## WORK TASK:
List every line in this data where the string "color" occurs.

Content starts

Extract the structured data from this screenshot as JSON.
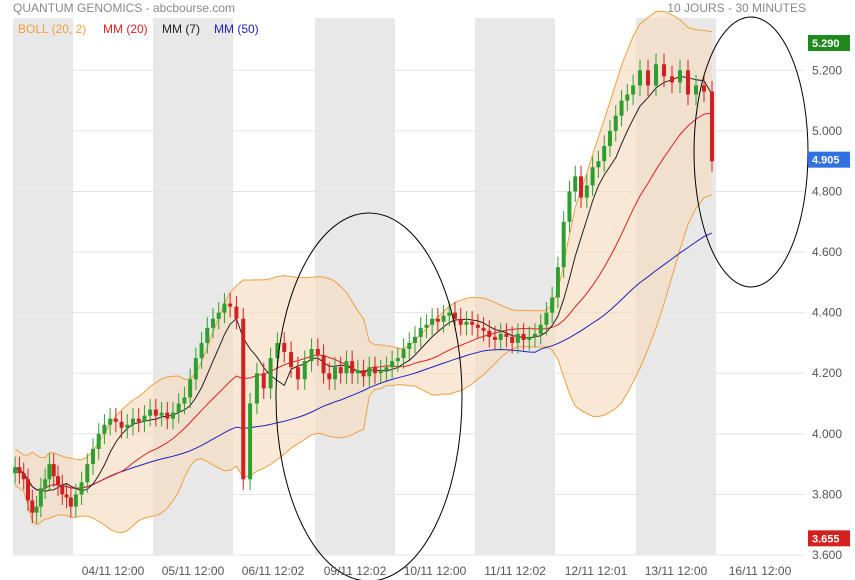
{
  "header": {
    "title": "QUANTUM GENOMICS - abcbourse.com",
    "period": "10 JOURS - 30 MINUTES"
  },
  "legend": [
    {
      "label": "BOLL (20, 2)",
      "color": "#f0a040"
    },
    {
      "label": "MM (20)",
      "color": "#e02020"
    },
    {
      "label": "MM (7)",
      "color": "#222222"
    },
    {
      "label": "MM (50)",
      "color": "#2020c0"
    }
  ],
  "price_labels": {
    "high": {
      "text": "5.290",
      "value": 5.29,
      "color": "#1e8a1e"
    },
    "last": {
      "text": "4.905",
      "value": 4.905,
      "color": "#3070e0"
    },
    "low": {
      "text": "3.655",
      "value": 3.655,
      "color": "#d42020"
    }
  },
  "chart_data": {
    "type": "candlestick",
    "ylim": [
      3.6,
      5.3
    ],
    "yticks": [
      "3.600",
      "3.800",
      "4.000",
      "4.200",
      "4.400",
      "4.600",
      "4.800",
      "5.000",
      "5.200"
    ],
    "xticks": [
      "04/11 12:00",
      "05/11 12:00",
      "06/11 12:02",
      "09/11 12:02",
      "10/11 12:00",
      "11/11 12:02",
      "12/11 12:01",
      "13/11 12:00",
      "16/11 12:00"
    ],
    "days": [
      {
        "close": [
          3.89,
          3.87,
          3.85,
          3.78,
          3.74,
          3.76,
          3.82,
          3.85,
          3.9,
          3.86,
          3.83,
          3.8,
          3.79,
          3.76
        ]
      },
      {
        "close": [
          3.8,
          3.84,
          3.9,
          3.95,
          4.0,
          4.03,
          4.05,
          4.04,
          4.02,
          4.03,
          4.05,
          4.04,
          4.06,
          4.08
        ]
      },
      {
        "close": [
          4.06,
          4.07,
          4.05,
          4.07,
          4.1,
          4.12,
          4.18,
          4.25,
          4.3,
          4.35,
          4.38,
          4.4,
          4.43,
          4.42
        ]
      },
      {
        "close": [
          4.38,
          3.85,
          4.1,
          4.2,
          4.15,
          4.25,
          4.3,
          4.27,
          4.22,
          4.18,
          4.24,
          4.28
        ]
      },
      {
        "close": [
          4.26,
          4.2,
          4.18,
          4.22,
          4.2,
          4.24,
          4.2,
          4.21,
          4.19,
          4.22,
          4.2,
          4.21,
          4.22,
          4.24
        ]
      },
      {
        "close": [
          4.25,
          4.28,
          4.3,
          4.32,
          4.35,
          4.36,
          4.38,
          4.37,
          4.39,
          4.4,
          4.38,
          4.36,
          4.37,
          4.36
        ]
      },
      {
        "close": [
          4.35,
          4.34,
          4.32,
          4.31,
          4.33,
          4.32,
          4.3,
          4.33,
          4.31,
          4.32,
          4.33,
          4.36,
          4.4,
          4.45
        ]
      },
      {
        "close": [
          4.55,
          4.7,
          4.8,
          4.85,
          4.78,
          4.82,
          4.88,
          4.9,
          4.95,
          5.0,
          5.05,
          5.1,
          5.12,
          5.15
        ]
      },
      {
        "close": [
          5.2,
          5.15,
          5.22,
          5.18,
          5.16,
          5.2,
          5.12,
          5.15,
          5.13,
          4.9
        ]
      }
    ]
  }
}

Content ends

## EXERCISE SOLUTION:
      "color": "#f0a040"
      "color": "#e02020"
      "color": "#222222"
      "color": "#2020c0"
      "color": "#1e8a1e"
      "color": "#3070e0"
      "color": "#d42020"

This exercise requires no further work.